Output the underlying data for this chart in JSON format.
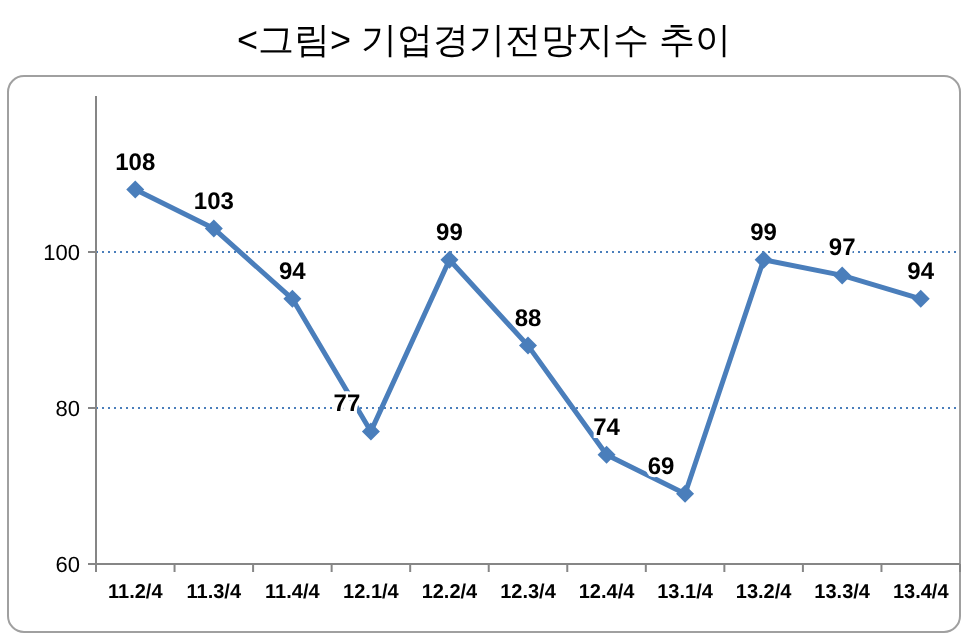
{
  "chart_data": {
    "type": "line",
    "title": "<그림> 기업경기전망지수 추이",
    "categories": [
      "11.2/4",
      "11.3/4",
      "11.4/4",
      "12.1/4",
      "12.2/4",
      "12.3/4",
      "12.4/4",
      "13.1/4",
      "13.2/4",
      "13.3/4",
      "13.4/4"
    ],
    "series": [
      {
        "color": "#4a7ebb",
        "values": [
          108,
          103,
          94,
          77,
          99,
          88,
          74,
          69,
          99,
          97,
          94
        ]
      }
    ],
    "ylim": [
      60,
      120
    ],
    "yticks": [
      60,
      80,
      100
    ],
    "grid": "y",
    "marker": "diamond",
    "line_style": "solid",
    "data_labels": true
  }
}
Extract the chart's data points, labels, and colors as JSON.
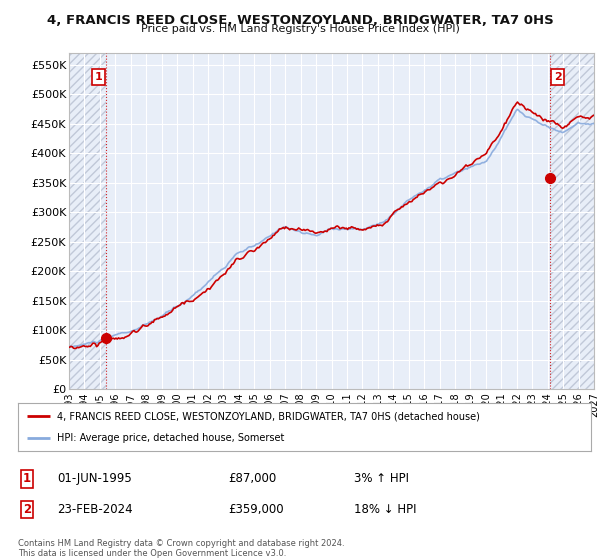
——————
● Task to carry out
Print the complete listing exactly, apart from any pictures.

● Full answer
Output the underlying data for this chart in JSON format.
{
  "chart_data": {
    "type": "line",
    "title": "<그림> 기업경기전망지수 추이",
    "categories": [
      "11.2/4",
      "11.3/4",
      "11.4/4",
      "12.1/4",
      "12.2/4",
      "12.3/4",
      "12.4/4",
      "13.1/4",
      "13.2/4",
      "13.3/4",
      "13.4/4"
    ],
    "series": [
      {
        "color": "#4a7ebb",
        "values": [
          108,
          103,
          94,
          77,
          99,
          88,
          74,
          69,
          99,
          97,
          94
        ]
      }
    ],
    "ylim": [
      60,
      120
    ],
    "yticks": [
      60,
      80,
      100
    ],
    "grid": "y",
    "marker": "diamond",
    "line_style": "solid",
    "data_labels": true
  }
}
Extract the chart's data points, labels, and colors as JSON.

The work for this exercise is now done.